§ **Document segment**:
________________________
Everyone could see the blood.

Said Alsalah/ Daily

Illinois’s Alex Legion had just elbowed Novak above his left eye while the two battled for a rebound midway through the second half at Crisler Arena on Jan. 4. Novak, leaving behind a trail of blood, was escorted to the Michigan dressing room, while holding a towel to a gash above his left eye. His return to the game looked doubtful.

But Novak has never been the type of player to let anything get in his way. And he wasn’t about to start.

Six stitches later, Novak reentered the game with just over five minutes remaining in regulation.

He simply wasn’t going to miss the rest of the game.

“That wasn’t even an option,” Novak said. “I just went in and said, ‘Stitch it up as fast as you can, and here I go.’ ”

Young and outsized

Like most second graders, Novak enjoyed playing sports in the park. But his playmates were a little larger than most.

An only child, the Chesterton, Ind. native filled his summers going to Hawthorne Park, within walking distance of his childhood home. He played all sports with his neighbors and friends: basketball, football, baseball and soccer. But in second and third grade, some other friends joined on the basketball court.

Local high schoolers asked Novak to fill an extra spot to play.

“I was small,” Novak said. “I just remember there were guys who would be dunking.”

His mom, Dana, a teacher at Chesterton High School and former high school basketball player, knew the boys from school and trusted they would take good care of her son.

Once, Novak side-planted on the gravel during a game. Instead of laughing and teasing him, one of the boys drove him home on his moped.

He’s now a 6-foot-5 guard but often asked to guard players three or four inches taller like Michigan State forward Delvon Roe or Illinois forward Mike Davis.
________________________
§ **Required tasks**:
1: In the profile of Novak, how many stitches did he get before he returned to the game?
2: According to the profile of Novak, which sports did he play with his neighbors and friends at Hawthorne Park? List them all.
3: Transcribe the profile of Novak word for word, starting at "His mom, Dana, a" and ending at "on his moped.".

§ **Source data**:
________________________
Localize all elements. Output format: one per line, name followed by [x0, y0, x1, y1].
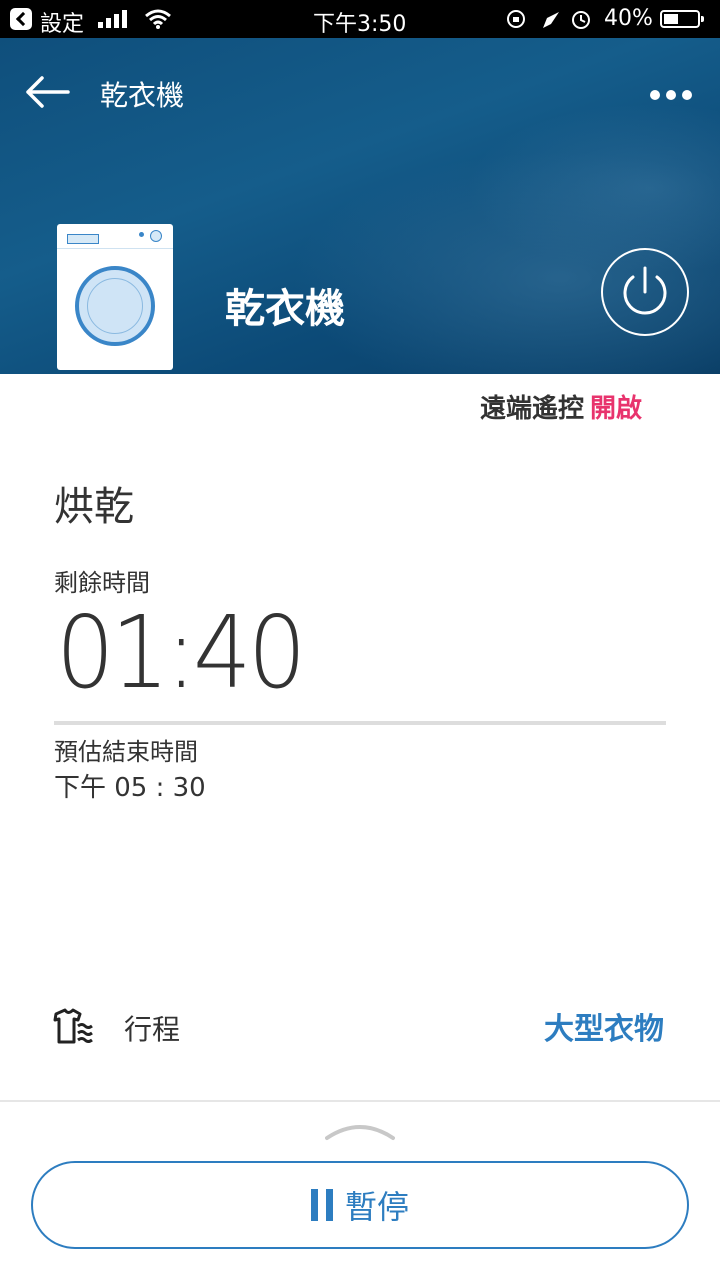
________________________
§ **Answer set**:
1: Six stitches.

2: Basketball, football, baseball and soccer.

3:
His mom, Dana, a teacher at Chesterton High School and former high school basketball player, knew the boys from school and trusted they would take good care of her son.

Once, Novak side-planted on the gravel during a game. Instead of laughing and teasing him, one of the boys drove him home on his moped.